Job:
Tell how many lines in these records contain the string "XAGUSD", with only the number as the reply.

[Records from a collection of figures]
- - - - - - -

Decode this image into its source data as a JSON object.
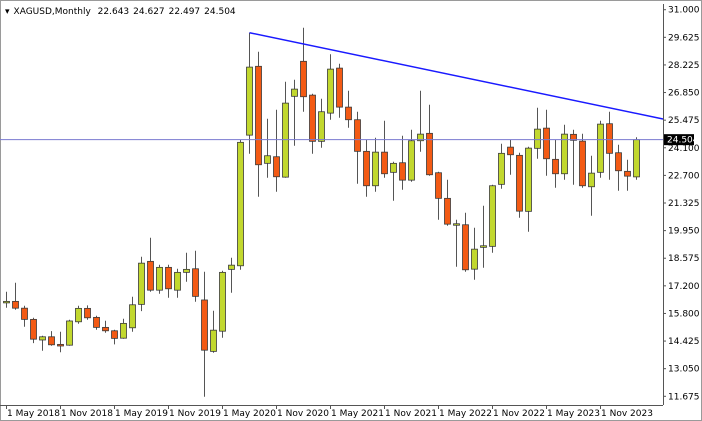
{
  "header": {
    "symbol_label": "XAGUSD,Monthly",
    "open": "22.643",
    "high": "24.627",
    "low": "22.497",
    "close": "24.504"
  },
  "chart_data": {
    "type": "candlestick",
    "symbol": "XAGUSD",
    "timeframe": "Monthly",
    "ylim": [
      11.675,
      31.0
    ],
    "y_ticks": [
      "31.000",
      "29.625",
      "28.225",
      "26.850",
      "25.475",
      "24.100",
      "22.700",
      "21.325",
      "19.950",
      "18.575",
      "17.200",
      "15.800",
      "14.425",
      "13.050",
      "11.675"
    ],
    "x_ticks": [
      "1 May 2018",
      "1 Nov 2018",
      "1 May 2019",
      "1 Nov 2019",
      "1 May 2020",
      "1 Nov 2020",
      "1 May 2021",
      "1 Nov 2021",
      "1 May 2022",
      "1 Nov 2022",
      "1 May 2023",
      "1 Nov 2023"
    ],
    "current_price": "24.504",
    "colors": {
      "bull": "#c2d82e",
      "bear": "#f35a14",
      "wick": "#555555",
      "outline": "#3a3a3a",
      "trendline": "#1a1aff",
      "price_line": "#7a7ad0",
      "price_label_bg": "#000000"
    },
    "trendline": [
      {
        "time": "2020-08",
        "price": 29.85
      },
      {
        "time": "2023-12",
        "price": 26.1
      }
    ],
    "months": [
      "2018-05",
      "2018-06",
      "2018-07",
      "2018-08",
      "2018-09",
      "2018-10",
      "2018-11",
      "2018-12",
      "2019-01",
      "2019-02",
      "2019-03",
      "2019-04",
      "2019-05",
      "2019-06",
      "2019-07",
      "2019-08",
      "2019-09",
      "2019-10",
      "2019-11",
      "2019-12",
      "2020-01",
      "2020-02",
      "2020-03",
      "2020-04",
      "2020-05",
      "2020-06",
      "2020-07",
      "2020-08",
      "2020-09",
      "2020-10",
      "2020-11",
      "2020-12",
      "2021-01",
      "2021-02",
      "2021-03",
      "2021-04",
      "2021-05",
      "2021-06",
      "2021-07",
      "2021-08",
      "2021-09",
      "2021-10",
      "2021-11",
      "2021-12",
      "2022-01",
      "2022-02",
      "2022-03",
      "2022-04",
      "2022-05",
      "2022-06",
      "2022-07",
      "2022-08",
      "2022-09",
      "2022-10",
      "2022-11",
      "2022-12",
      "2023-01",
      "2023-02",
      "2023-03",
      "2023-04",
      "2023-05",
      "2023-06",
      "2023-07",
      "2023-08",
      "2023-09",
      "2023-10",
      "2023-11",
      "2023-12",
      "2024-01",
      "2024-02",
      "2024-03"
    ],
    "ohlc": [
      [
        16.35,
        16.9,
        16.1,
        16.42
      ],
      [
        16.42,
        17.35,
        16.0,
        16.08
      ],
      [
        16.08,
        16.2,
        15.15,
        15.52
      ],
      [
        15.52,
        15.6,
        14.33,
        14.53
      ],
      [
        14.49,
        14.7,
        13.95,
        14.65
      ],
      [
        14.65,
        14.93,
        14.2,
        14.25
      ],
      [
        14.27,
        14.9,
        13.88,
        14.19
      ],
      [
        14.23,
        15.5,
        14.2,
        15.44
      ],
      [
        15.4,
        16.2,
        15.3,
        16.07
      ],
      [
        16.07,
        16.22,
        15.5,
        15.6
      ],
      [
        15.62,
        15.7,
        15.0,
        15.12
      ],
      [
        15.12,
        15.45,
        14.85,
        14.95
      ],
      [
        14.95,
        15.0,
        14.27,
        14.57
      ],
      [
        14.58,
        15.55,
        14.55,
        15.32
      ],
      [
        15.1,
        16.65,
        14.9,
        16.25
      ],
      [
        16.27,
        18.65,
        15.93,
        18.33
      ],
      [
        18.42,
        19.6,
        16.9,
        16.98
      ],
      [
        16.98,
        18.25,
        16.8,
        18.12
      ],
      [
        18.12,
        18.25,
        16.6,
        17.05
      ],
      [
        16.98,
        18.05,
        16.6,
        17.87
      ],
      [
        17.87,
        18.85,
        17.4,
        18.02
      ],
      [
        18.05,
        18.95,
        16.4,
        16.67
      ],
      [
        16.49,
        17.9,
        11.65,
        13.98
      ],
      [
        13.92,
        15.95,
        13.85,
        14.98
      ],
      [
        14.93,
        17.95,
        14.6,
        17.87
      ],
      [
        18.02,
        18.6,
        16.85,
        18.23
      ],
      [
        18.2,
        24.5,
        18.0,
        24.37
      ],
      [
        24.73,
        29.85,
        23.8,
        28.13
      ],
      [
        28.17,
        28.9,
        21.65,
        23.25
      ],
      [
        23.32,
        25.55,
        22.6,
        23.7
      ],
      [
        23.65,
        26.0,
        21.9,
        22.65
      ],
      [
        22.63,
        27.4,
        22.6,
        26.33
      ],
      [
        26.67,
        27.5,
        24.2,
        27.03
      ],
      [
        28.42,
        30.1,
        25.9,
        26.65
      ],
      [
        26.73,
        26.8,
        23.8,
        24.42
      ],
      [
        24.42,
        26.55,
        24.1,
        25.9
      ],
      [
        25.83,
        28.77,
        25.5,
        28.03
      ],
      [
        28.08,
        28.3,
        25.6,
        26.13
      ],
      [
        26.13,
        26.95,
        25.1,
        25.5
      ],
      [
        25.5,
        25.9,
        22.3,
        23.92
      ],
      [
        23.92,
        24.5,
        21.65,
        22.2
      ],
      [
        22.2,
        24.6,
        21.9,
        23.88
      ],
      [
        23.88,
        25.45,
        22.6,
        22.8
      ],
      [
        22.87,
        23.4,
        21.45,
        23.32
      ],
      [
        23.35,
        24.7,
        22.0,
        22.48
      ],
      [
        22.48,
        25.0,
        22.4,
        24.45
      ],
      [
        24.45,
        26.95,
        23.9,
        24.78
      ],
      [
        24.82,
        26.25,
        22.7,
        22.75
      ],
      [
        22.85,
        22.9,
        20.5,
        21.57
      ],
      [
        21.57,
        22.5,
        20.2,
        20.28
      ],
      [
        20.28,
        20.5,
        18.15,
        20.3
      ],
      [
        20.25,
        20.85,
        17.9,
        18.0
      ],
      [
        18.03,
        20.1,
        17.5,
        19.03
      ],
      [
        19.12,
        21.2,
        18.1,
        19.2
      ],
      [
        19.17,
        22.25,
        18.85,
        22.2
      ],
      [
        22.27,
        24.3,
        22.05,
        23.82
      ],
      [
        24.13,
        24.5,
        22.75,
        23.75
      ],
      [
        23.72,
        23.85,
        20.6,
        20.93
      ],
      [
        20.92,
        24.15,
        19.9,
        24.08
      ],
      [
        24.07,
        26.1,
        23.55,
        25.03
      ],
      [
        25.08,
        26.0,
        22.7,
        23.55
      ],
      [
        23.52,
        24.5,
        22.1,
        22.8
      ],
      [
        22.8,
        25.25,
        22.5,
        24.78
      ],
      [
        24.77,
        25.0,
        22.25,
        24.47
      ],
      [
        24.43,
        24.8,
        22.1,
        22.2
      ],
      [
        22.15,
        23.7,
        20.7,
        22.83
      ],
      [
        22.87,
        25.45,
        22.6,
        25.28
      ],
      [
        25.3,
        25.9,
        22.5,
        23.82
      ],
      [
        23.85,
        24.25,
        21.95,
        22.95
      ],
      [
        22.92,
        23.5,
        21.95,
        22.68
      ],
      [
        22.643,
        24.627,
        22.497,
        24.504
      ]
    ]
  }
}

- - - - - - -

Exercise response:
2